● EXERCISE DETAILS
Switch every "sparkle-dot" in the listing to "sparkle-point" and give the lines again with nothing else altered. Leave the pictures out of your answer.

* Begin RECORDS TO PROCESS *

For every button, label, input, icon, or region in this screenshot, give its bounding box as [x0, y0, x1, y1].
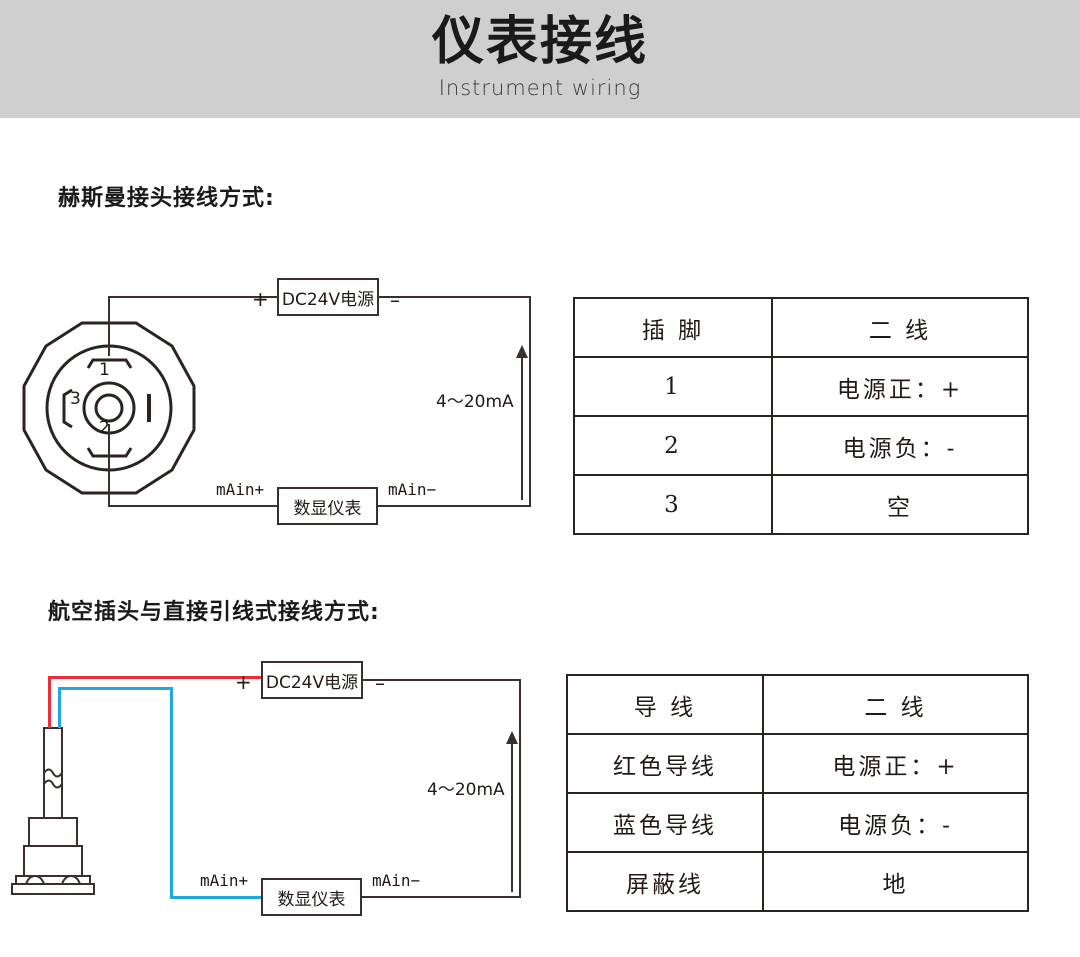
probe-sensor-graphic [8, 718, 118, 898]
table-header-twowire-2: 二 线 [763, 675, 1028, 734]
table-cell-func-3: 空 [772, 475, 1028, 534]
table-row-header: 插 脚 二 线 [574, 298, 1028, 357]
current-arrow-head-1 [516, 345, 528, 358]
section-heading-aviation-plug: 航空插头与直接引线式接线方式: [48, 594, 380, 626]
power-plus-label-2: + [235, 670, 252, 694]
meter-in-plus-label-2: mAin+ [200, 871, 248, 890]
current-range-label-2: 4～20mA [427, 775, 505, 800]
table-row-header: 导 线 二 线 [567, 675, 1028, 734]
meter-in-plus-label-1: mAin+ [216, 480, 264, 499]
table-cell-pin-2: 2 [574, 416, 772, 475]
page-title: 仪表接线 [0, 16, 1080, 68]
red-wire-vertical [48, 676, 51, 728]
table-cell-wire-red: 红色导线 [567, 734, 763, 793]
blue-wire-horizontal-top [58, 687, 173, 690]
blue-wire-horizontal-bottom [170, 896, 263, 899]
red-wire-horizontal [48, 676, 263, 679]
table-header-pin: 插 脚 [574, 298, 772, 357]
wire-meter-minus-to-rail-1 [378, 505, 531, 507]
table-row: 2 电源负：- [574, 416, 1028, 475]
power-minus-label-2: – [375, 671, 385, 695]
current-arrow-shaft-1 [521, 358, 523, 500]
connector-pin-3-label: 3 [70, 389, 81, 409]
blue-wire-vertical-left [58, 687, 61, 728]
table-row: 蓝色导线 电源负：- [567, 793, 1028, 852]
connector-pin-1-label: 1 [99, 360, 110, 380]
wire-pin1-vertical [108, 296, 110, 356]
wire-power-minus-to-rail-1 [379, 296, 531, 298]
wire-pin2-vertical [108, 424, 110, 507]
current-arrow-shaft-2 [511, 744, 513, 892]
wire-right-rail-2 [519, 679, 521, 898]
table-cell-wire-shield: 屏蔽线 [567, 852, 763, 911]
table-header-twowire: 二 线 [772, 298, 1028, 357]
power-plus-label-1: + [252, 287, 269, 311]
blue-wire-vertical-right [170, 687, 173, 899]
table-cell-func-1: 电源正：+ [772, 357, 1028, 416]
table-row: 红色导线 电源正：+ [567, 734, 1028, 793]
table-row: 1 电源正：+ [574, 357, 1028, 416]
digital-meter-box-1: 数显仪表 [277, 487, 378, 525]
meter-in-minus-label-1: mAin− [388, 480, 436, 499]
table-cell-wire-blue: 蓝色导线 [567, 793, 763, 852]
table-cell-pin-3: 3 [574, 475, 772, 534]
wire-right-rail-1 [529, 296, 531, 507]
table-cell-pin-1: 1 [574, 357, 772, 416]
table-cell-func-red: 电源正：+ [763, 734, 1028, 793]
table-header-wire: 导 线 [567, 675, 763, 734]
pin-assignment-table: 插 脚 二 线 1 电源正：+ 2 电源负：- 3 空 [573, 297, 1029, 535]
power-minus-label-1: – [390, 288, 400, 312]
dc24v-power-box-1: DC24V电源 [277, 278, 379, 316]
table-cell-func-blue: 电源负：- [763, 793, 1028, 852]
wiring-instruction-page: 仪表接线 Instrument wiring 赫斯曼接头接线方式: 1 2 3 … [0, 0, 1080, 957]
wire-meter-minus-to-rail-2 [362, 896, 521, 898]
wire-pin2-horizontal [108, 505, 278, 507]
table-row: 3 空 [574, 475, 1028, 534]
digital-meter-box-2: 数显仪表 [261, 878, 362, 916]
current-arrow-head-2 [506, 731, 518, 744]
meter-in-minus-label-2: mAin− [372, 871, 420, 890]
dc24v-power-box-2: DC24V电源 [261, 661, 363, 699]
page-subtitle: Instrument wiring [0, 78, 1080, 99]
current-range-label-1: 4～20mA [436, 387, 514, 412]
section-heading-hirschmann: 赫斯曼接头接线方式: [58, 180, 275, 212]
table-row: 屏蔽线 地 [567, 852, 1028, 911]
wire-power-minus-to-rail-2 [363, 679, 521, 681]
table-cell-func-2: 电源负：- [772, 416, 1028, 475]
table-cell-func-shield: 地 [763, 852, 1028, 911]
wire-color-assignment-table: 导 线 二 线 红色导线 电源正：+ 蓝色导线 电源负：- 屏蔽线 地 [566, 674, 1029, 912]
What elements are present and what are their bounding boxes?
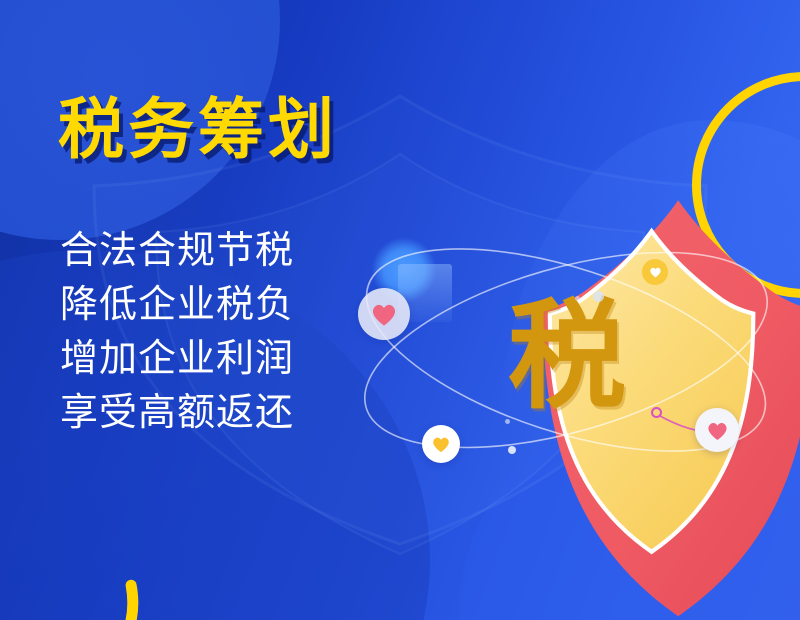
tax-shield-emblem: 税: [330, 120, 800, 560]
magenta-ring-icon: [651, 407, 662, 418]
heart-badge-bottom-right: [695, 408, 739, 452]
sparkle-dot: [505, 419, 510, 424]
heart-icon: [649, 266, 662, 278]
benefit-item: 增加企业利润: [60, 332, 294, 386]
benefit-item: 降低企业税负: [60, 278, 294, 332]
sparkle-dot: [593, 291, 604, 302]
sparkle-dot: [508, 446, 516, 454]
yellow-arc-bottom-left: [0, 492, 150, 620]
orbit-rings: [330, 120, 800, 560]
benefit-list: 合法合规节税 降低企业税负 增加企业利润 享受高额返还: [60, 224, 294, 440]
heart-badge-left: [358, 288, 410, 340]
heart-badge-top-right: [642, 259, 668, 285]
heart-badge-bottom-left: [422, 425, 460, 463]
benefit-item: 合法合规节税: [60, 224, 294, 278]
heart-icon: [370, 301, 398, 327]
sparkle-dot: [575, 296, 580, 301]
tax-planning-banner: 税务筹划 合法合规节税 降低企业税负 增加企业利润 享受高额返还: [0, 0, 800, 620]
benefit-item: 享受高额返还: [60, 386, 294, 440]
heart-icon: [431, 435, 451, 453]
heart-icon: [706, 420, 729, 441]
page-title: 税务筹划: [58, 96, 338, 162]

* End RECORDS TO PROCESS *

● ANSWER
For every button, label, input, icon, or region in this screenshot, give its bounding box as [x0, y0, x1, y1].
probe-sensor-graphic [8, 718, 118, 898]
table-header-twowire-2: 二 线 [763, 675, 1028, 734]
table-cell-func-3: 空 [772, 475, 1028, 534]
table-row-header: 插 脚 二 线 [574, 298, 1028, 357]
current-arrow-head-1 [516, 345, 528, 358]
section-heading-aviation-plug: 航空插头与直接引线式接线方式: [48, 594, 380, 626]
power-plus-label-2: + [235, 670, 252, 694]
meter-in-plus-label-2: mAin+ [200, 871, 248, 890]
current-range-label-2: 4～20mA [427, 775, 505, 800]
table-row-header: 导 线 二 线 [567, 675, 1028, 734]
meter-in-plus-label-1: mAin+ [216, 480, 264, 499]
table-cell-pin-2: 2 [574, 416, 772, 475]
page-title: 仪表接线 [0, 16, 1080, 68]
red-wire-vertical [48, 676, 51, 728]
table-cell-wire-red: 红色导线 [567, 734, 763, 793]
blue-wire-horizontal-top [58, 687, 173, 690]
blue-wire-horizontal-bottom [170, 896, 263, 899]
red-wire-horizontal [48, 676, 263, 679]
table-header-pin: 插 脚 [574, 298, 772, 357]
wire-meter-minus-to-rail-1 [378, 505, 531, 507]
table-row: 2 电源负：- [574, 416, 1028, 475]
power-minus-label-2: – [375, 671, 385, 695]
current-arrow-shaft-1 [521, 358, 523, 500]
connector-pin-3-label: 3 [70, 389, 81, 409]
blue-wire-vertical-left [58, 687, 61, 728]
table-row: 蓝色导线 电源负：- [567, 793, 1028, 852]
connector-pin-1-label: 1 [99, 360, 110, 380]
wire-pin1-vertical [108, 296, 110, 356]
wire-power-minus-to-rail-1 [379, 296, 531, 298]
wire-pin2-vertical [108, 424, 110, 507]
current-arrow-shaft-2 [511, 744, 513, 892]
wire-right-rail-2 [519, 679, 521, 898]
table-cell-wire-shield: 屏蔽线 [567, 852, 763, 911]
table-header-twowire: 二 线 [772, 298, 1028, 357]
power-plus-label-1: + [252, 287, 269, 311]
blue-wire-vertical-right [170, 687, 173, 899]
table-cell-func-1: 电源正：+ [772, 357, 1028, 416]
table-row: 红色导线 电源正：+ [567, 734, 1028, 793]
table-row: 1 电源正：+ [574, 357, 1028, 416]
digital-meter-box-1: 数显仪表 [277, 487, 378, 525]
meter-in-minus-label-1: mAin− [388, 480, 436, 499]
table-cell-wire-blue: 蓝色导线 [567, 793, 763, 852]
table-cell-pin-3: 3 [574, 475, 772, 534]
wire-right-rail-1 [529, 296, 531, 507]
table-cell-pin-1: 1 [574, 357, 772, 416]
table-cell-func-red: 电源正：+ [763, 734, 1028, 793]
table-header-wire: 导 线 [567, 675, 763, 734]
pin-assignment-table: 插 脚 二 线 1 电源正：+ 2 电源负：- 3 空 [573, 297, 1029, 535]
power-minus-label-1: – [390, 288, 400, 312]
dc24v-power-box-1: DC24V电源 [277, 278, 379, 316]
table-cell-func-blue: 电源负：- [763, 793, 1028, 852]
wiring-instruction-page: 仪表接线 Instrument wiring 赫斯曼接头接线方式: 1 2 3 … [0, 0, 1080, 957]
wire-meter-minus-to-rail-2 [362, 896, 521, 898]
wire-pin2-horizontal [108, 505, 278, 507]
table-row: 3 空 [574, 475, 1028, 534]
digital-meter-box-2: 数显仪表 [261, 878, 362, 916]
current-arrow-head-2 [506, 731, 518, 744]
meter-in-minus-label-2: mAin− [372, 871, 420, 890]
dc24v-power-box-2: DC24V电源 [261, 661, 363, 699]
page-subtitle: Instrument wiring [0, 78, 1080, 99]
current-range-label-1: 4～20mA [436, 387, 514, 412]
section-heading-hirschmann: 赫斯曼接头接线方式: [58, 180, 275, 212]
table-row: 屏蔽线 地 [567, 852, 1028, 911]
wire-power-minus-to-rail-2 [363, 679, 521, 681]
table-cell-func-2: 电源负：- [772, 416, 1028, 475]
table-cell-func-shield: 地 [763, 852, 1028, 911]
wire-color-assignment-table: 导 线 二 线 红色导线 电源正：+ 蓝色导线 电源负：- 屏蔽线 地 [566, 674, 1029, 912]
What elements are present and what are their bounding boxes?
tax-shield-emblem: 税: [330, 120, 800, 560]
magenta-ring-icon: [651, 407, 662, 418]
heart-badge-bottom-right: [695, 408, 739, 452]
sparkle-point: [505, 419, 510, 424]
heart-icon: [649, 266, 662, 278]
benefit-item: 增加企业利润: [60, 332, 294, 386]
benefit-item: 降低企业税负: [60, 278, 294, 332]
sparkle-point: [593, 291, 604, 302]
sparkle-point: [508, 446, 516, 454]
yellow-arc-bottom-left: [0, 492, 150, 620]
orbit-rings: [330, 120, 800, 560]
benefit-list: 合法合规节税 降低企业税负 增加企业利润 享受高额返还: [60, 224, 294, 440]
heart-badge-left: [358, 288, 410, 340]
heart-badge-top-right: [642, 259, 668, 285]
heart-badge-bottom-left: [422, 425, 460, 463]
benefit-item: 合法合规节税: [60, 224, 294, 278]
heart-icon: [370, 301, 398, 327]
sparkle-point: [575, 296, 580, 301]
tax-planning-banner: 税务筹划 合法合规节税 降低企业税负 增加企业利润 享受高额返还: [0, 0, 800, 620]
benefit-item: 享受高额返还: [60, 386, 294, 440]
heart-icon: [431, 435, 451, 453]
heart-icon: [706, 420, 729, 441]
page-title: 税务筹划: [58, 96, 338, 162]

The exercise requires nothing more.